--- RECORDS PROVIDED ---

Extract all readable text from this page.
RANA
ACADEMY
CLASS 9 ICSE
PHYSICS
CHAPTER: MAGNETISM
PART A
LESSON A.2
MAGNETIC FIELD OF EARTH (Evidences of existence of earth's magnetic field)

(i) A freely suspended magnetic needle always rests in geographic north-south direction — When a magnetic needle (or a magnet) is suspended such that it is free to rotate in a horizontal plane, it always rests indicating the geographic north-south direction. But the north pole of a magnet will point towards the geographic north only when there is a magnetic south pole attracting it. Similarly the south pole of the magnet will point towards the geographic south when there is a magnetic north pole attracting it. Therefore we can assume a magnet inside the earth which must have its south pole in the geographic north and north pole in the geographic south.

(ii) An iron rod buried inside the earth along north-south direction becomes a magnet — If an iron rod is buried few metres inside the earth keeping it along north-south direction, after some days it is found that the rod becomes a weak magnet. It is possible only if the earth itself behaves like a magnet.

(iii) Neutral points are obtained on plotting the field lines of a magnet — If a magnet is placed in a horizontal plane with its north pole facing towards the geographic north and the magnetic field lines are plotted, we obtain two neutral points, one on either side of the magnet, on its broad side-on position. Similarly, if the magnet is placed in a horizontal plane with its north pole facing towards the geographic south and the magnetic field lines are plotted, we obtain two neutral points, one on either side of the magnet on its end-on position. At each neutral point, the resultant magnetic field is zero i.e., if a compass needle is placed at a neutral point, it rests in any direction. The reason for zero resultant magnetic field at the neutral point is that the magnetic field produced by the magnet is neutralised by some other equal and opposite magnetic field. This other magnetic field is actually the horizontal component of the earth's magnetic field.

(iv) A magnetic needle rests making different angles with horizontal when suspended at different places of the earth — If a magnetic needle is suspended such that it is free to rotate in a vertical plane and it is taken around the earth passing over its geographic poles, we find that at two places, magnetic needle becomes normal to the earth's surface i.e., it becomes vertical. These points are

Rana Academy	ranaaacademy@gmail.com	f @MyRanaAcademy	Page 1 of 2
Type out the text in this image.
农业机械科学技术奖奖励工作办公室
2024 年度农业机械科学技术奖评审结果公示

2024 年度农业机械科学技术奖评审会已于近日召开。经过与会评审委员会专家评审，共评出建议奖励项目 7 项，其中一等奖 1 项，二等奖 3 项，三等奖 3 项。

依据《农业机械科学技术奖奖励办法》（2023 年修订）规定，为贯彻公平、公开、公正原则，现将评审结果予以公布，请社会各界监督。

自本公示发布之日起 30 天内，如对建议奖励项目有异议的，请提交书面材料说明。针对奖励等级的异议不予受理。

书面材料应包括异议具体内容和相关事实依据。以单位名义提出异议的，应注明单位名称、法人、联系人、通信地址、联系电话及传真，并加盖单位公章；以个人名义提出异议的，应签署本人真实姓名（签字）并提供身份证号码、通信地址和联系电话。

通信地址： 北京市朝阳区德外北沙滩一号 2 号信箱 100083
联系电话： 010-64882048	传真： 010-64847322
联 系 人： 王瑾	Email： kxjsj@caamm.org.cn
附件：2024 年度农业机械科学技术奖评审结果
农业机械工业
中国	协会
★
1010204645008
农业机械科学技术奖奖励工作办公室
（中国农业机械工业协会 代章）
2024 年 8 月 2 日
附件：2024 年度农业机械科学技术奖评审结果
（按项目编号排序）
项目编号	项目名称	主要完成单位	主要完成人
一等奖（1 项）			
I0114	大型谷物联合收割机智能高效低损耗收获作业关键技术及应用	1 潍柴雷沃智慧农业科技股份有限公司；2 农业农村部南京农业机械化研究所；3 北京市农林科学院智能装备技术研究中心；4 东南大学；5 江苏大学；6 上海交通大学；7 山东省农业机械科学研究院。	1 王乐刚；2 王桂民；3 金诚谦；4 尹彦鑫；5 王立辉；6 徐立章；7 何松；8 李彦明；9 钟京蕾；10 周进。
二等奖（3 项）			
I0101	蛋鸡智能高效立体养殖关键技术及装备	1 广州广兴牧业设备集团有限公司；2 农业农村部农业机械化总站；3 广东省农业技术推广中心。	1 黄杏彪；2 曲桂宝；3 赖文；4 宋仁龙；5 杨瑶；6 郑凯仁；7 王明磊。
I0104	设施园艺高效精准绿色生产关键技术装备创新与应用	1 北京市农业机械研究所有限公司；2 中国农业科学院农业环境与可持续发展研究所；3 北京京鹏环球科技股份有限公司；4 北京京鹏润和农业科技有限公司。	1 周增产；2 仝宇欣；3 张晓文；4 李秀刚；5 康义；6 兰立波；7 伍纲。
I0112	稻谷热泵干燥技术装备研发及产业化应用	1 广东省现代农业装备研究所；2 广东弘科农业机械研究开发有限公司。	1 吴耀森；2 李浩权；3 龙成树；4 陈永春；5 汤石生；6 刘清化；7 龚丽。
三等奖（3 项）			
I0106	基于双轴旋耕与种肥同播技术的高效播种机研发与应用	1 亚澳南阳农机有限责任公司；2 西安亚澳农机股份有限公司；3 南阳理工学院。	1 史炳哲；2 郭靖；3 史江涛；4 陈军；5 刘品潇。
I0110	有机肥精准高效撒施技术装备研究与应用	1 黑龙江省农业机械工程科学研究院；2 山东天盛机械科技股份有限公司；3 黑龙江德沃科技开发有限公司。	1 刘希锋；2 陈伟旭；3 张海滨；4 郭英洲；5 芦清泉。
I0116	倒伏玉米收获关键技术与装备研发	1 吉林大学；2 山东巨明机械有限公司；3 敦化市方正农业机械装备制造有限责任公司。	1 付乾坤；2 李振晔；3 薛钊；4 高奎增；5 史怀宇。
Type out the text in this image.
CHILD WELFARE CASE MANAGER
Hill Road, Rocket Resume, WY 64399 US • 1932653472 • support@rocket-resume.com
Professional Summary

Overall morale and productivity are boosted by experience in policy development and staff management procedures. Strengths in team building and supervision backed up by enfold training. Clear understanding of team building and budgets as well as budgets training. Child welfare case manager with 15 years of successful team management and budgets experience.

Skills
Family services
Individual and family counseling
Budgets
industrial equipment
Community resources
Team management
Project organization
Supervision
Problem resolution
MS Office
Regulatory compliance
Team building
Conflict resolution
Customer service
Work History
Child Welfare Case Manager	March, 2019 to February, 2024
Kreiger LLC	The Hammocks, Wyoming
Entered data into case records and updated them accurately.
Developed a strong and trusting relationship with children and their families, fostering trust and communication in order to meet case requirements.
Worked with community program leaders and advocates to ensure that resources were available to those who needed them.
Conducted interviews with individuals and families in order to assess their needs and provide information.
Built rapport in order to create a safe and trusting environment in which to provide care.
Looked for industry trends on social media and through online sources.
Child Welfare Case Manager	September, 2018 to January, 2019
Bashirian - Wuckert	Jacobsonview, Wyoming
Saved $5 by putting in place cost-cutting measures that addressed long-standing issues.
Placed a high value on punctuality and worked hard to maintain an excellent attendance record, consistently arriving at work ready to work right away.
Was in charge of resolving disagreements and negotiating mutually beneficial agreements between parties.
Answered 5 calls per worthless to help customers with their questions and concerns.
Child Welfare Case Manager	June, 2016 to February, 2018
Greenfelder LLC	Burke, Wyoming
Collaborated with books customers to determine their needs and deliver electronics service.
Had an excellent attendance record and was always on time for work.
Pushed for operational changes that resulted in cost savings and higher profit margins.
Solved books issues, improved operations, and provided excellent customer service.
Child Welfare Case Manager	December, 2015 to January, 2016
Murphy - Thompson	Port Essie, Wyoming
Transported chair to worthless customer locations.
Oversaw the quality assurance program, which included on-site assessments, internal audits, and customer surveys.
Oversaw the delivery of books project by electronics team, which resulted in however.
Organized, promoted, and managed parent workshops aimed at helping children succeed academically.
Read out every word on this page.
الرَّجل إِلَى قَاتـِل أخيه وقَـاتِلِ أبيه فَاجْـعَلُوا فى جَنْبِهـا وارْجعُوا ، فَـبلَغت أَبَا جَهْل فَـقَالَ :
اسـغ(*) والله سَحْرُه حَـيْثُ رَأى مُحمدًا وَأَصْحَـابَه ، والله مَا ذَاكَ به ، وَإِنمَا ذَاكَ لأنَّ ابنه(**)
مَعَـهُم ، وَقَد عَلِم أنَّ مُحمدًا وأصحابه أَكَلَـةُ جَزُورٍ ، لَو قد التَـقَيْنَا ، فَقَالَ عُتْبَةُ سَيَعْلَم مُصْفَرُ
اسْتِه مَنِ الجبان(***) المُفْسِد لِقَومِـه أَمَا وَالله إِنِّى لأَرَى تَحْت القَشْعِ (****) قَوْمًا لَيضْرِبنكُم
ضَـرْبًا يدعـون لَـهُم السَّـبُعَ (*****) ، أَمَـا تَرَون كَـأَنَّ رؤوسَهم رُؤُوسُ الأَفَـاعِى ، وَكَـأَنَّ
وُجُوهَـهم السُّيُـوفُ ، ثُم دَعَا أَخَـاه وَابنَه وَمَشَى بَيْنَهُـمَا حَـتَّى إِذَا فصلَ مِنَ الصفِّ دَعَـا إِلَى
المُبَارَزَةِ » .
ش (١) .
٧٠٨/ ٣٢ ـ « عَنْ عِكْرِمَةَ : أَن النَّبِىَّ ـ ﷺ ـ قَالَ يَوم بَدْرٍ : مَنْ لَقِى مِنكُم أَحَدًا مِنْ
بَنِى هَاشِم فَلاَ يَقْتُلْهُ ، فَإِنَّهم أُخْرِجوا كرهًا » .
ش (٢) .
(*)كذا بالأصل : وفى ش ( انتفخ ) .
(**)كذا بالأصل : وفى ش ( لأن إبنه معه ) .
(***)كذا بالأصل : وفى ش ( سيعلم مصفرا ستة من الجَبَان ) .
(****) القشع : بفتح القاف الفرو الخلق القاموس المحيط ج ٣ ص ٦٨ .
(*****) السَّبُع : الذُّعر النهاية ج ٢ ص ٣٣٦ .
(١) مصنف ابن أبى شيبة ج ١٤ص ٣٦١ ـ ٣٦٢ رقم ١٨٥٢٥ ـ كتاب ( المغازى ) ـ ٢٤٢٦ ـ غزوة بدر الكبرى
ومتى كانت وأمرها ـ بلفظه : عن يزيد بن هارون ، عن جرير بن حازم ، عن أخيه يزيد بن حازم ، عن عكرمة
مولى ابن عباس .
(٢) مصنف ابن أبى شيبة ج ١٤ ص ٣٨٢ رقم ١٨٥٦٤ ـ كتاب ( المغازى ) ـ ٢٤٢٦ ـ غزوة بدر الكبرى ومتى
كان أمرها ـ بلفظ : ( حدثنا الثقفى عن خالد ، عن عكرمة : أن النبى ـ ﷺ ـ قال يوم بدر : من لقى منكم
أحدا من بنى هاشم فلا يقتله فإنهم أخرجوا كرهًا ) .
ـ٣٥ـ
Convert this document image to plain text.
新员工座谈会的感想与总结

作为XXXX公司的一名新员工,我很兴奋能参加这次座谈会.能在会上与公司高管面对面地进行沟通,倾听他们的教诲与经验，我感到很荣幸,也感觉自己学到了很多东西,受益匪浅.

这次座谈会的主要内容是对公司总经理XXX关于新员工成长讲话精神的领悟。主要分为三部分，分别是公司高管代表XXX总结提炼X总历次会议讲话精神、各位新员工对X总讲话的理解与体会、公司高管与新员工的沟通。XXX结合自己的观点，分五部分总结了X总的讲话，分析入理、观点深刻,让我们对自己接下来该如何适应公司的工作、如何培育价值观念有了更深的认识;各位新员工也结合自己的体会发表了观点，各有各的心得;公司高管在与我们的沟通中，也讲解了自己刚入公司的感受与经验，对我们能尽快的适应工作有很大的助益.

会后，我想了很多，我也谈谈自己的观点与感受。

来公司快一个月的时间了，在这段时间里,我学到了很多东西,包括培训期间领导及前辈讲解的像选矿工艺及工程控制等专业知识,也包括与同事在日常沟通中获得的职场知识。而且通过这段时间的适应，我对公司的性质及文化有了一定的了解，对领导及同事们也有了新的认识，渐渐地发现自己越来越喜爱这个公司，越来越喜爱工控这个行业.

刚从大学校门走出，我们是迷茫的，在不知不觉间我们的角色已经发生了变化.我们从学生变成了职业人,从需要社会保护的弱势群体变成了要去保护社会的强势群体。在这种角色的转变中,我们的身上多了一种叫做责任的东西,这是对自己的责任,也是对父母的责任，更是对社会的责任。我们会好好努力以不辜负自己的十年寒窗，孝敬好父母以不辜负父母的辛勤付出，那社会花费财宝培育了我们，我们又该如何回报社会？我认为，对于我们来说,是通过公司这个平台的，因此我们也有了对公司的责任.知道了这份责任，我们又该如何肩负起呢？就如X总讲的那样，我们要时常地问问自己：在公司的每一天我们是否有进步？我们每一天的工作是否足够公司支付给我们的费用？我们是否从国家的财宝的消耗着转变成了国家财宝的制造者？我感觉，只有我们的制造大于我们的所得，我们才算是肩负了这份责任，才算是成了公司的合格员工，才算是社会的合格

---

__WHAT NEEDS TO BE DONE__: Identify the lines above with the word "suspended". Copy them.

__ANSWER__:
(i) A freely suspended magnetic needle always rests in geographic north-south direction — When a magnetic needle (or a magnet) is suspended such that it is free to rotate in a horizontal plane, it always rests indicating the geographic north-south direction. But the north pole of a magnet will point towards the geographic north only when there is a magnetic south pole attracting it. Similarly the south pole of the magnet will point towards the geographic south when there is a magnetic north pole attracting it. Therefore we can assume a magnet inside the earth which must have its south pole in the geographic north and north pole in the geographic south.
(iv) A magnetic needle rests making different angles with horizontal when suspended at different places of the earth — If a magnetic needle is suspended such that it is free to rotate in a vertical plane and it is taken around the earth passing over its geographic poles, we find that at two places, magnetic needle becomes normal to the earth's surface i.e., it becomes vertical. These points are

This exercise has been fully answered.